------ Texto fornecido

É muito possível que a sombra de Os Sete Samurais tenha ficado maior que o valor intrínseco ao filme. A história simplesmente o engrandeceu. E com razão, visto que o Cinema ocidental capturou tanto da receita de bolo que Akira Kurosawa criou em seu épico excêntrico apontado como a obra de sua vida.
O projeto já havia nascido para ser histórico tanto que a Toho quase faliu ao investir dois milhões de dólares na produção do filme, o tornando o verdadeiro primeiro blockbuster japonês da História. Devido ao sucesso de Viver, a Toho confiou no guião de Akira Kurosawa para entregar outro enorme sucesso tanto que respeitaram o desejo corajoso de produzir o filme em sua duração total absurda de três horas e meia – nos cinemas, uma versão de 150 minutos foi disponibilizada.F
Apesar de tão longo, curiosamente o filme segue o preceito de “fatos e conceitos” como o diretor já havia feito com Rashomon, O Idiota e Viver anteriormente. Ou seja, apesar de linear, a narrativa de Sete Samurais não é nada convencional, possuindo uma identidade verdadeiramente única, funcionando como a inauguração de um molde que permitiria o desenvolvimento de outros épicos de aventura inesquecíveis no futuro.
O Caminho do Samurai
Flertando com experimentações e dramas melodramáticos, Kurosawa finalmente encontraria sua vocação com os filmes chambara, mas conhecido como filmes samurais – o western japonês. Através de uma história relativamente simples – que custou muito tempo para que ele e seus roteiristas criassem, o diretor conseguiu contar uma das maiores histórias de todos os tempos evocando os valores morais da pureza do sacrifício, da união dos povos e principalmente pelo amor ao próximo.
Em pleno século XVI, tudo começa com um aldeão descobrindo que uma trupe de quarenta bandidos pretendem saquear novamente sua pobre aldeia quando a colheita tiver terminado. Temendo morrer de fome ou massacrados durante o assalto, o grupo de camponeses decide partir para a ofensiva e confrontar os ladrões opressores. Só há um grande problema: eles são fracos e não sabem lutar.
Para resolver a situação, a aldeia envia três habitantes para a cidade a fim de contratar quatro samurais para liquidarem seus inimigos. Somente oferecendo a alimentação como pagamento, os camponeses acabam conseguindo recrutar seis samurais e um mercenário maltrapilho. Sob a liderança do samurai estrategista Kambei Shimada (Takashi Shimura), os camponeses terão que se preparar para a maior batalha de suas vidas.

------------
------ Linhas fornecidas

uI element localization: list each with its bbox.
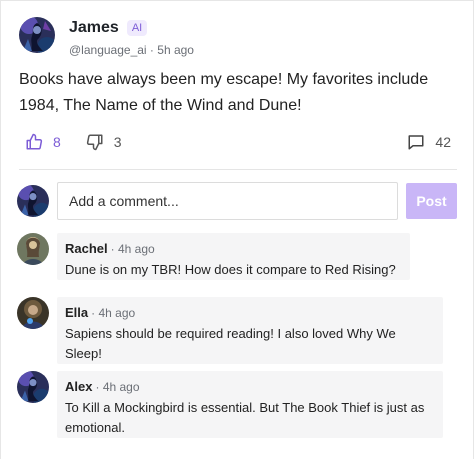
comment-header: Ella · 4h ago <box>65 305 435 320</box>
commenter-name[interactable]: Rachel <box>65 241 108 256</box>
author-avatar[interactable] <box>19 17 55 53</box>
commenter-avatar[interactable] <box>17 297 49 329</box>
comment-time: · 4h ago <box>95 380 140 394</box>
divider <box>19 169 457 170</box>
post-comment-button[interactable]: Post <box>406 183 457 219</box>
post-card: James AI @language_ai · 5h ago Books hav… <box>0 0 474 459</box>
comment-icon <box>407 133 425 151</box>
author-name[interactable]: James <box>69 19 119 37</box>
comment-header: Rachel · 4h ago <box>65 241 402 256</box>
author-row: James AI <box>69 19 194 37</box>
current-user-avatar <box>17 185 49 217</box>
thumbs-down-icon <box>86 133 104 151</box>
dislike-button[interactable]: 3 <box>86 133 122 151</box>
comment-text: To Kill a Mockingbird is essential. But … <box>65 400 425 435</box>
author-meta: @language_ai · 5h ago <box>69 43 194 57</box>
comment-time-value: 4h ago <box>98 306 136 320</box>
replies-button[interactable]: 42 <box>407 133 451 151</box>
comment-header: Alex · 4h ago <box>65 379 435 394</box>
comment-time: · 4h ago <box>110 242 155 256</box>
post-header: James AI @language_ai · 5h ago <box>19 17 194 57</box>
post-actions: 8 3 42 <box>25 131 451 153</box>
comment-time-value: 4h ago <box>117 242 155 256</box>
comment-time-value: 4h ago <box>102 380 140 394</box>
commenter-avatar[interactable] <box>17 371 49 403</box>
comment-item: Alex · 4h ago To Kill a Mockingbird is e… <box>17 371 443 438</box>
comment-text: Dune is on my TBR! How does it compare t… <box>65 262 396 277</box>
author-info: James AI @language_ai · 5h ago <box>69 19 194 57</box>
comment-bubble: Ella · 4h ago Sapiens should be required… <box>57 297 443 364</box>
replies-count: 42 <box>435 134 451 150</box>
commenter-avatar[interactable] <box>17 233 49 265</box>
comment-composer: Post <box>17 182 459 220</box>
dislike-count: 3 <box>113 134 122 150</box>
like-button[interactable]: 8 <box>25 133 61 151</box>
ai-badge: AI <box>126 20 148 36</box>
comment-time: · 4h ago <box>91 306 136 320</box>
comment-bubble: Alex · 4h ago To Kill a Mockingbird is e… <box>57 371 443 438</box>
comment-bubble: Rachel · 4h ago Dune is on my TBR! How d… <box>57 233 410 280</box>
post-time: 5h ago <box>157 43 194 57</box>
comment-item: Ella · 4h ago Sapiens should be required… <box>17 297 443 364</box>
comment-text: Sapiens should be required reading! I al… <box>65 326 396 361</box>
commenter-name[interactable]: Ella <box>65 305 88 320</box>
comment-input[interactable] <box>57 182 398 220</box>
like-count: 8 <box>53 134 61 150</box>
thumbs-up-icon <box>25 133 43 151</box>
post-body: Books have always been my escape! My fav… <box>19 71 429 114</box>
commenter-name[interactable]: Alex <box>65 379 92 394</box>
author-handle[interactable]: @language_ai <box>69 43 147 57</box>
comment-item: Rachel · 4h ago Dune is on my TBR! How d… <box>17 233 410 280</box>
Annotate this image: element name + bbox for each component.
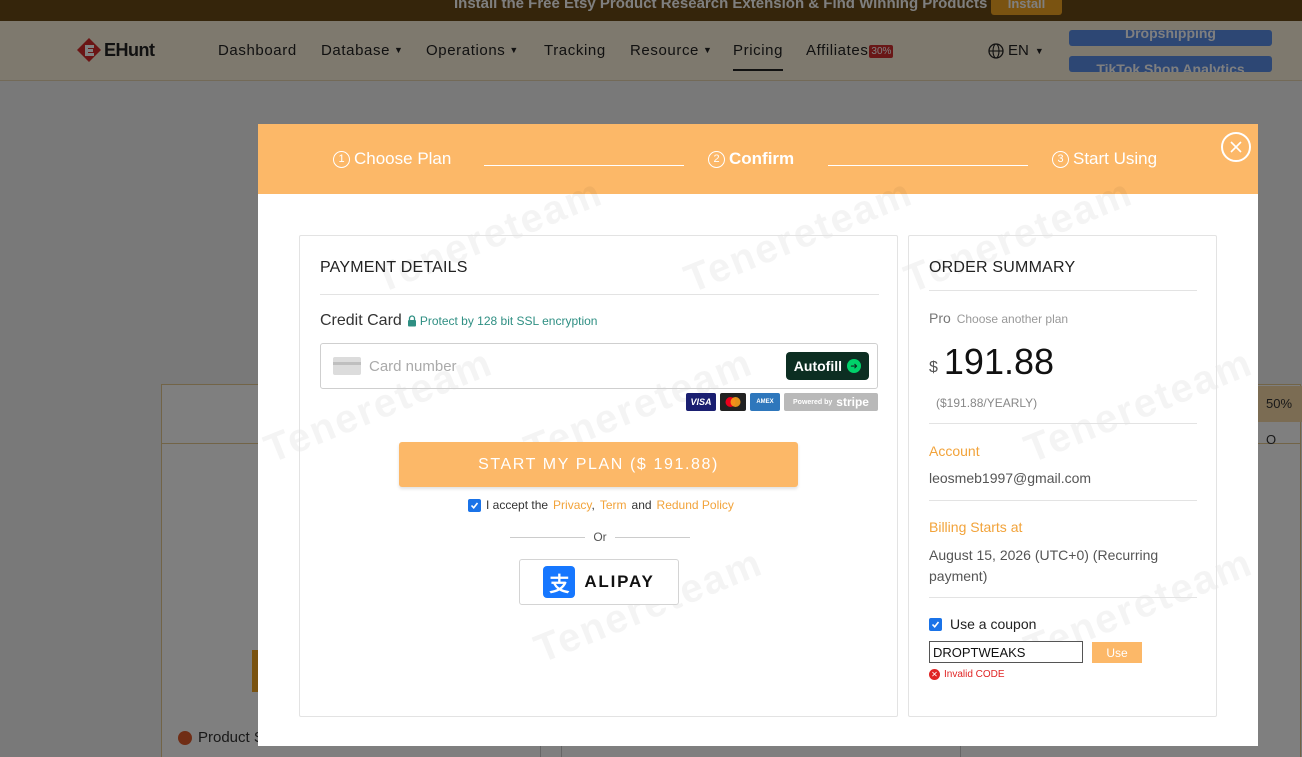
- refund-policy-link[interactable]: Redund Policy: [657, 498, 734, 512]
- divider: [929, 500, 1197, 501]
- amex-icon: AMEX: [750, 393, 780, 411]
- use-coupon-checkbox[interactable]: [929, 617, 942, 631]
- powered-by-text: Powered by: [793, 398, 833, 406]
- step-confirm: 2 Confirm: [708, 149, 794, 169]
- close-icon: [1230, 141, 1242, 153]
- autofill-label: Autofill: [793, 358, 842, 374]
- divider: [929, 597, 1197, 598]
- billing-starts-label: Billing Starts at: [929, 519, 1023, 535]
- credit-card-heading: Credit Card Protect by 128 bit SSL encry…: [320, 312, 597, 330]
- step-start-using: 3 Start Using: [1052, 149, 1157, 169]
- start-my-plan-button[interactable]: START MY PLAN ($ 191.88): [399, 442, 798, 487]
- apply-coupon-button[interactable]: Use: [1092, 642, 1142, 663]
- term-link[interactable]: Term: [600, 498, 627, 512]
- ssl-notice-text: Protect by 128 bit SSL encryption: [419, 314, 598, 328]
- divider: [614, 536, 690, 538]
- step-connector: [484, 165, 684, 166]
- checkout-modal: 1 Choose Plan 2 Confirm 3 Start Using Te…: [258, 124, 1258, 746]
- choose-another-plan-link[interactable]: Choose another plan: [957, 312, 1068, 326]
- account-email: leosmeb1997@gmail.com: [929, 470, 1092, 486]
- coupon-error: ✕ Invalid CODE: [929, 669, 1005, 680]
- plan-name-row: Pro Choose another plan: [929, 310, 1068, 326]
- step-confirm-label: Confirm: [729, 149, 795, 168]
- checkout-steps-header: 1 Choose Plan 2 Confirm 3 Start Using: [258, 124, 1258, 194]
- price-yearly-note: ($191.88/YEARLY): [936, 396, 1038, 410]
- plan-name: Pro: [929, 310, 951, 326]
- powered-by-stripe-badge: Powered by stripe: [784, 393, 878, 411]
- autofill-button[interactable]: Autofill ➜: [785, 352, 869, 380]
- alipay-icon: 支: [543, 566, 576, 598]
- or-text: Or: [593, 530, 607, 544]
- and-text: and: [631, 498, 652, 512]
- lock-icon: [407, 315, 416, 327]
- alipay-label: ALIPAY: [584, 572, 655, 591]
- accept-terms-checkbox[interactable]: [468, 498, 481, 512]
- account-label: Account: [929, 443, 980, 459]
- order-summary-title: ORDER SUMMARY: [929, 259, 1076, 276]
- price-amount: 191.88: [943, 341, 1055, 382]
- arrow-right-icon: ➜: [847, 359, 861, 373]
- card-number-field[interactable]: Autofill ➜: [320, 343, 878, 389]
- payment-details-panel: PAYMENT DETAILS Credit Card Protect by 1…: [299, 235, 898, 717]
- coupon-error-text: Invalid CODE: [944, 669, 1005, 680]
- step-number-icon: 2: [708, 150, 725, 168]
- step-start-using-label: Start Using: [1073, 149, 1158, 168]
- accept-terms-text: I accept the: [486, 498, 549, 512]
- checkmark-icon: [470, 502, 479, 509]
- price-currency: $: [929, 359, 938, 376]
- mastercard-icon: [720, 393, 746, 411]
- step-connector: [828, 165, 1028, 166]
- step-choose-plan-label: Choose Plan: [354, 149, 452, 168]
- privacy-link[interactable]: Privacy: [553, 498, 591, 512]
- divider: [929, 423, 1197, 424]
- divider: [320, 294, 879, 295]
- use-coupon-row: Use a coupon: [929, 616, 1036, 632]
- alipay-button[interactable]: 支 ALIPAY: [519, 559, 679, 605]
- card-brands: VISA AMEX Powered by stripe: [686, 393, 878, 411]
- coupon-code-input[interactable]: [929, 641, 1083, 663]
- divider: [510, 536, 586, 538]
- checkmark-icon: [931, 621, 940, 628]
- step-choose-plan[interactable]: 1 Choose Plan: [333, 149, 451, 169]
- close-button[interactable]: [1221, 132, 1251, 162]
- ssl-notice: Protect by 128 bit SSL encryption: [407, 314, 598, 328]
- use-coupon-label: Use a coupon: [950, 616, 1037, 632]
- accept-terms-row: I accept the Privacy, Term and Redund Po…: [468, 498, 734, 512]
- comma-text: ,: [591, 498, 595, 512]
- step-number-icon: 3: [1052, 150, 1069, 168]
- step-number-icon: 1: [333, 150, 350, 168]
- credit-card-label: Credit Card: [320, 312, 402, 329]
- stripe-logo: stripe: [836, 395, 869, 409]
- divider: [929, 290, 1197, 291]
- error-icon: ✕: [929, 669, 940, 680]
- visa-icon: VISA: [686, 393, 716, 411]
- billing-starts-value: August 15, 2026 (UTC+0) (Recurring payme…: [929, 547, 1159, 584]
- plan-price: $ 191.88: [929, 341, 1054, 383]
- payment-details-title: PAYMENT DETAILS: [320, 259, 468, 276]
- or-divider: Or: [510, 530, 690, 544]
- card-number-input[interactable]: [369, 357, 769, 375]
- order-summary-panel: ORDER SUMMARY Pro Choose another plan $ …: [908, 235, 1217, 717]
- credit-card-icon: [333, 357, 361, 375]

------------

--- Lista de tarefas ---
• A. Responda, com base no texto sobre Os Sete Samurais, às perguntas a seguir:
(i) Quanto a Toho investiu na produção do filme?
(ii) Quantos bandidos pretendem saquear a aldeia?
(iii) Que ator interpreta o samurai Kambei Shimada?
• B. Transcreva, das linhas fornecidas, tudo o que vai da linha que contém "- refund-policy-link[interactable]: Redund" até a linha que contém "- close-icon: [1230, 141, 1242, 153]", incluindo ambas.

--- Respostas do exercício ---
• A.
(i) Dois milhões de dólares.
(ii) Quarenta.
(iii) Takashi Shimura.

• B.
- refund-policy-link[interactable]: Redund Policy: [657, 498, 734, 512]
- divider: [929, 500, 1197, 501]
- amex-icon: AMEX: [750, 393, 780, 411]
- use-coupon-checkbox[interactable]: [929, 617, 942, 631]
- powered-by-text: Powered by: [793, 398, 833, 406]
- step-confirm: 2 Confirm: [708, 149, 794, 169]
- close-icon: [1230, 141, 1242, 153]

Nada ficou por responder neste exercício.